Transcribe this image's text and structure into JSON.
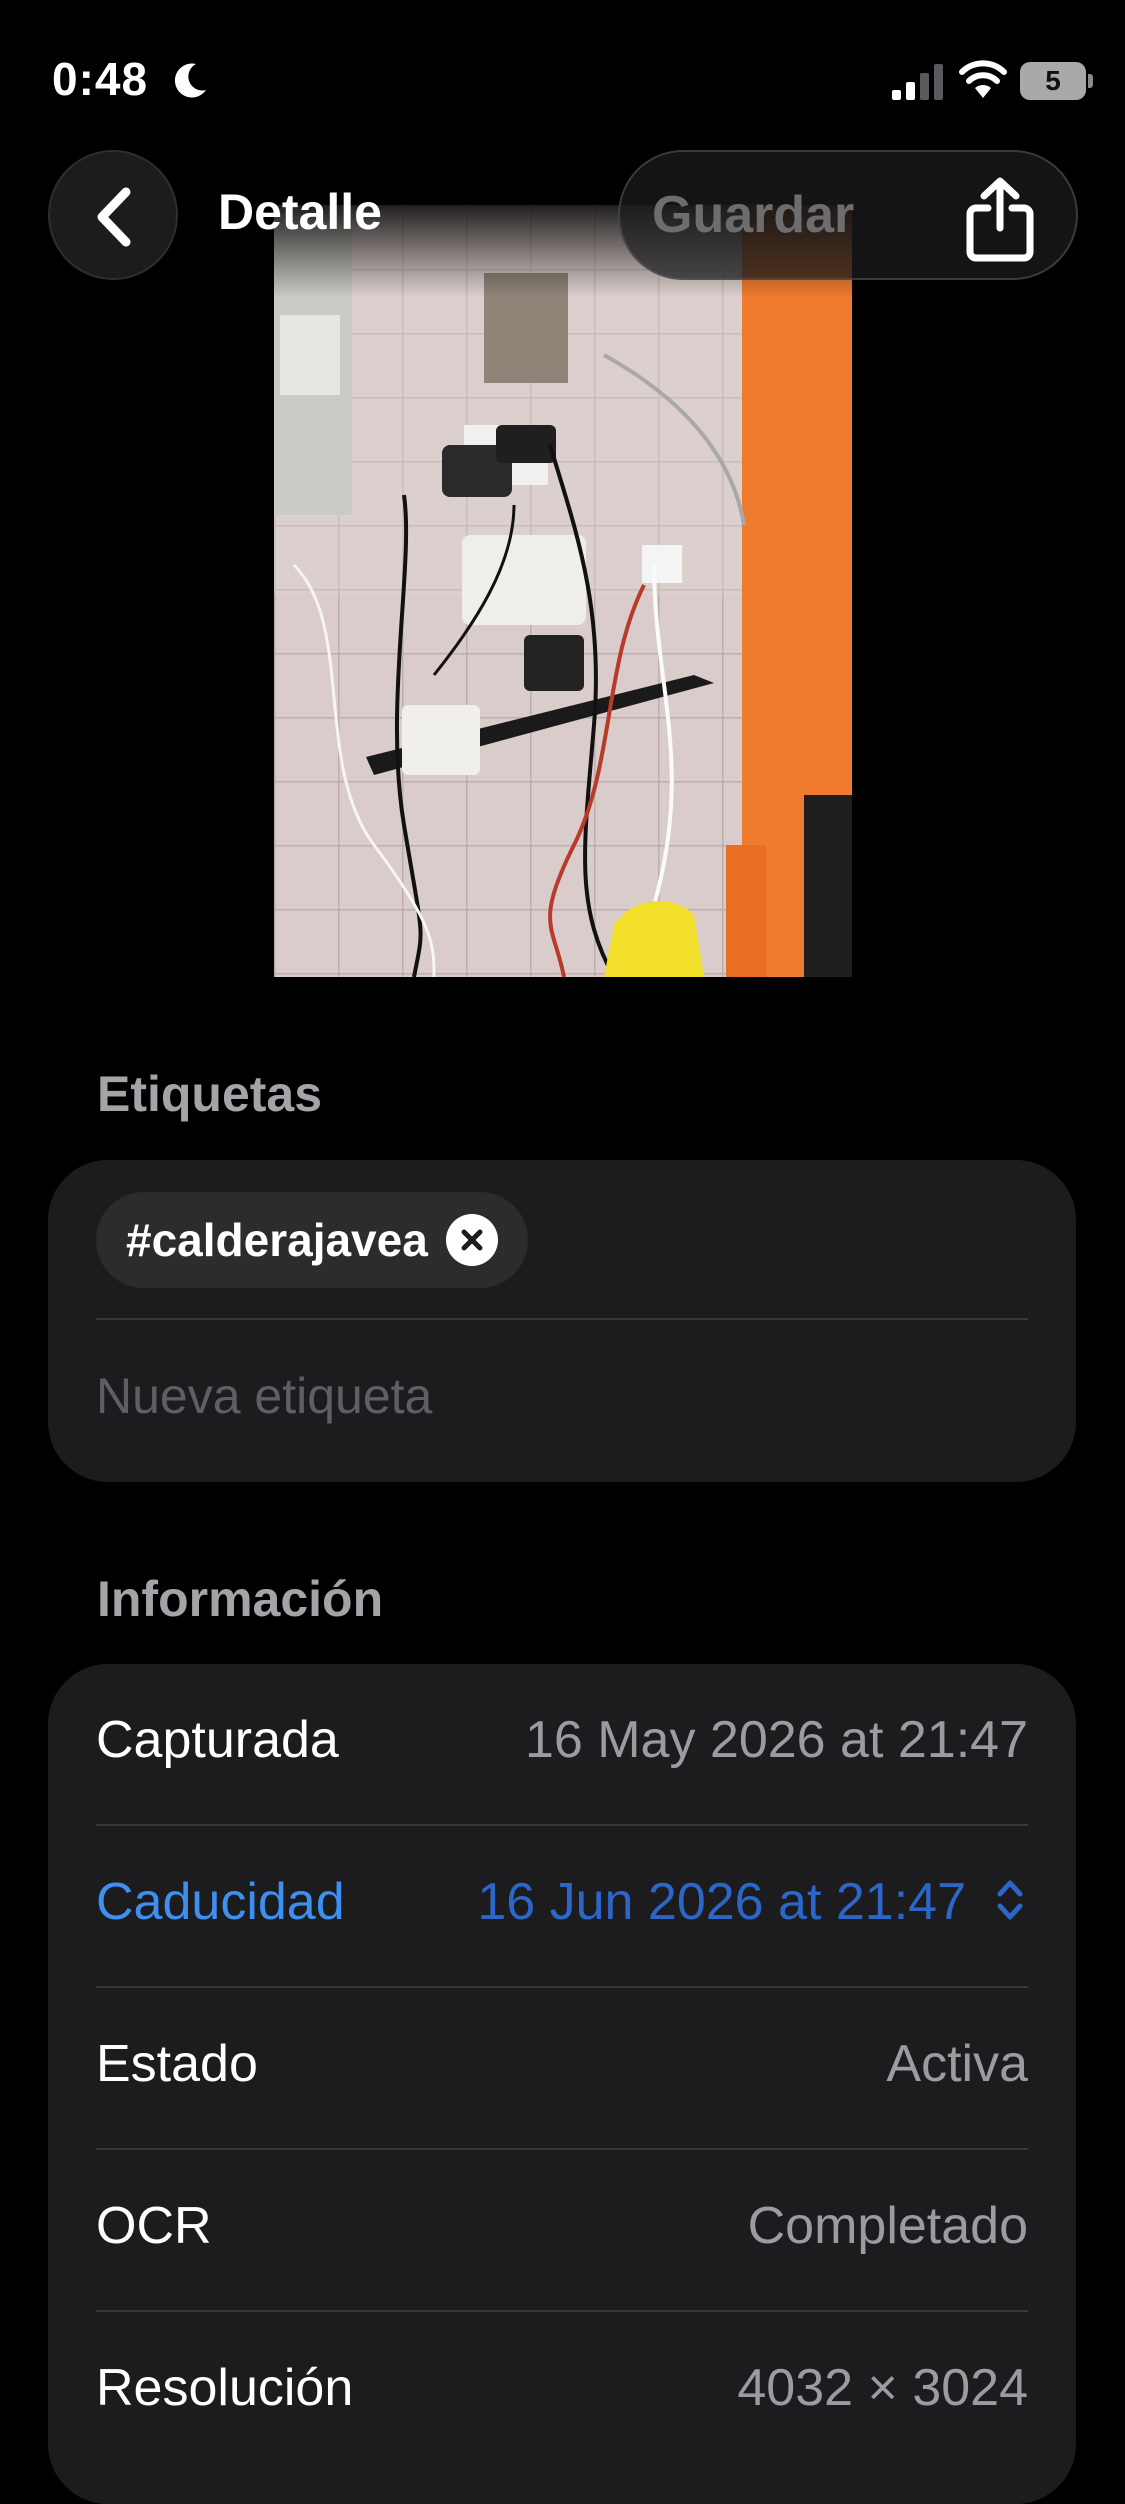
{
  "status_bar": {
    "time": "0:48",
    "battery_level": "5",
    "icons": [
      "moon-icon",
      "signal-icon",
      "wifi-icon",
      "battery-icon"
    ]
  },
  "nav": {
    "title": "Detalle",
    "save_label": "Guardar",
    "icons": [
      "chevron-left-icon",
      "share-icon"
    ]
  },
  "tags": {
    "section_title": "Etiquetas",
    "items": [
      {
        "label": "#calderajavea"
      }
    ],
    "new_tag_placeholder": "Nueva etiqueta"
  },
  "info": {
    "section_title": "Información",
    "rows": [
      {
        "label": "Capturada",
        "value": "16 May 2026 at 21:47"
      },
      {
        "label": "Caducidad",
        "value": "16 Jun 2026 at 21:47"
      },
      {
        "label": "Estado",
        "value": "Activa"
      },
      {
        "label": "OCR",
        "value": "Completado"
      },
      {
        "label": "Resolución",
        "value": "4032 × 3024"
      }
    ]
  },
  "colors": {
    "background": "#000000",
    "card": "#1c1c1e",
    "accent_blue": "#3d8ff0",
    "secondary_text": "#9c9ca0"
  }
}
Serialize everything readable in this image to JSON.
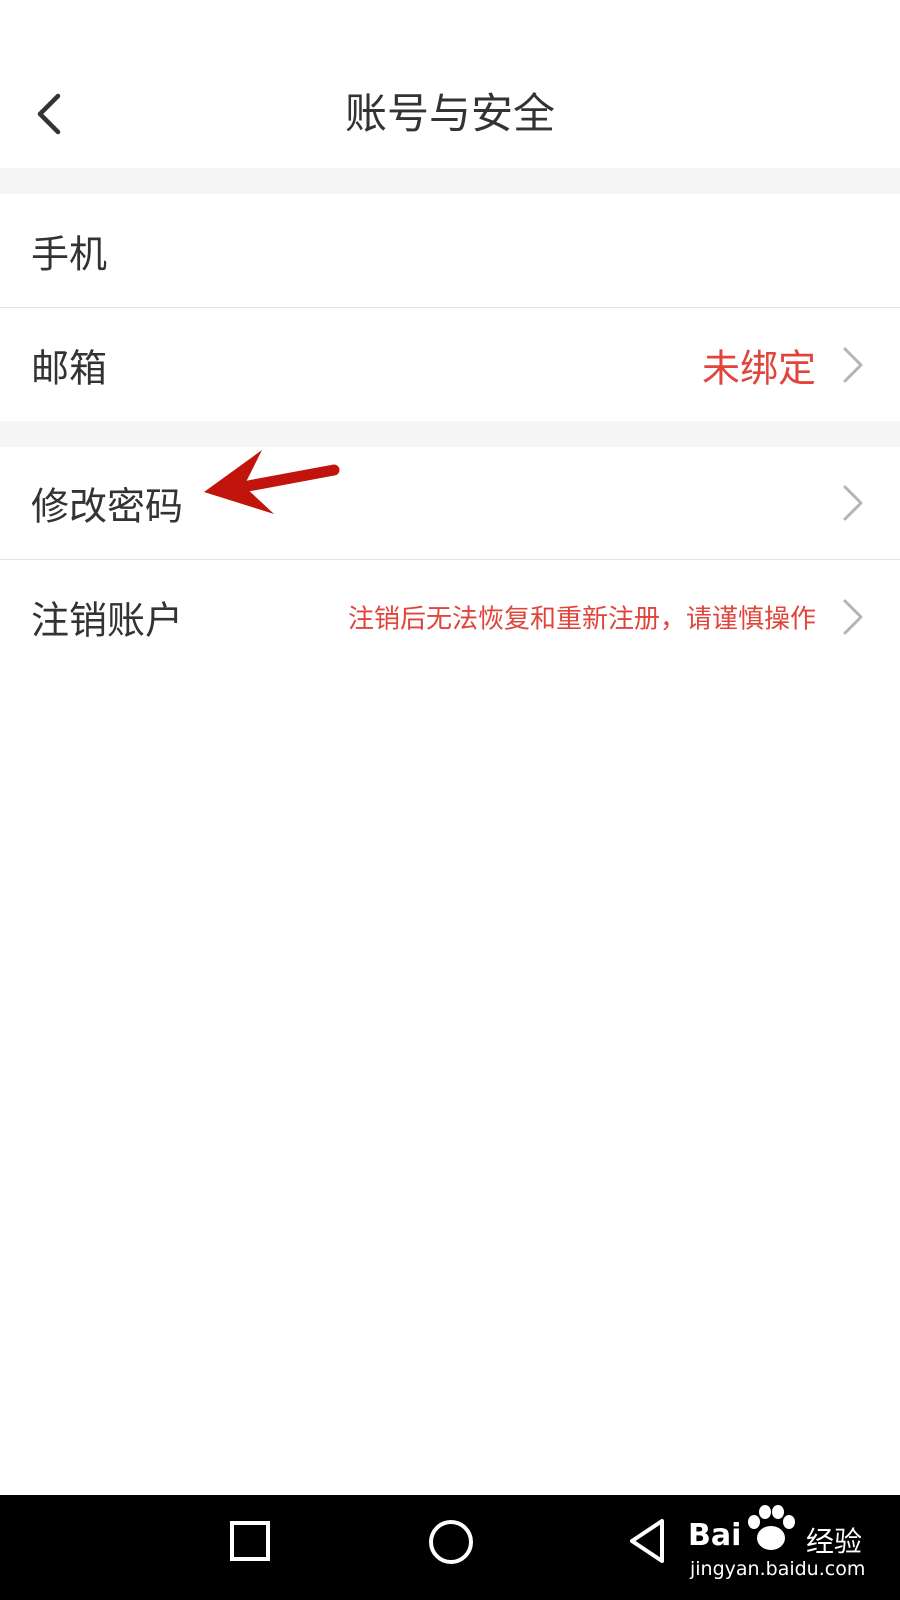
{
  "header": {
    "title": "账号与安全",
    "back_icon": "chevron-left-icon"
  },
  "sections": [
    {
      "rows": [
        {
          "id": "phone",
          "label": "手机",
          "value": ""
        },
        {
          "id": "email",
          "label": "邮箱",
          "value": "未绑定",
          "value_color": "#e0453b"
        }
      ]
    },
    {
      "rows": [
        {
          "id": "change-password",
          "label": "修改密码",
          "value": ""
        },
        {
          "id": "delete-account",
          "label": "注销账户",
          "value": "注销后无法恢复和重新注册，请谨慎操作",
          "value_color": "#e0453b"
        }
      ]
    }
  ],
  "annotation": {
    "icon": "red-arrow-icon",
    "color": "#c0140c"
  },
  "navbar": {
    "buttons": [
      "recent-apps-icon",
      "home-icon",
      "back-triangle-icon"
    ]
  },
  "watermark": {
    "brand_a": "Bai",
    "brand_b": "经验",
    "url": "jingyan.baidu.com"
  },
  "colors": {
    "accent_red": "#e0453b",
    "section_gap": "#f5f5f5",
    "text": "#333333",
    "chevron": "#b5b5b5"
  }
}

• • •

▶ _Given task_
Repeat only the lines from the line with "Serialize everything readable" to the end of the entries, including both the first and the last line, and drop every picture.

▶ _Exercise response_
Serialize everything readable in this image to JSON.
{
  "header": {
    "title": "账号与安全",
    "back_icon": "chevron-left-icon"
  },
  "sections": [
    {
      "rows": [
        {
          "id": "phone",
          "label": "手机",
          "value": ""
        },
        {
          "id": "email",
          "label": "邮箱",
          "value": "未绑定",
          "value_color": "#e0453b"
        }
      ]
    },
    {
      "rows": [
        {
          "id": "change-password",
          "label": "修改密码",
          "value": ""
        },
        {
          "id": "delete-account",
          "label": "注销账户",
          "value": "注销后无法恢复和重新注册，请谨慎操作",
          "value_color": "#e0453b"
        }
      ]
    }
  ],
  "annotation": {
    "icon": "red-arrow-icon",
    "color": "#c0140c"
  },
  "navbar": {
    "buttons": [
      "recent-apps-icon",
      "home-icon",
      "back-triangle-icon"
    ]
  },
  "watermark": {
    "brand_a": "Bai",
    "brand_b": "经验",
    "url": "jingyan.baidu.com"
  },
  "colors": {
    "accent_red": "#e0453b",
    "section_gap": "#f5f5f5",
    "text": "#333333",
    "chevron": "#b5b5b5"
  }
}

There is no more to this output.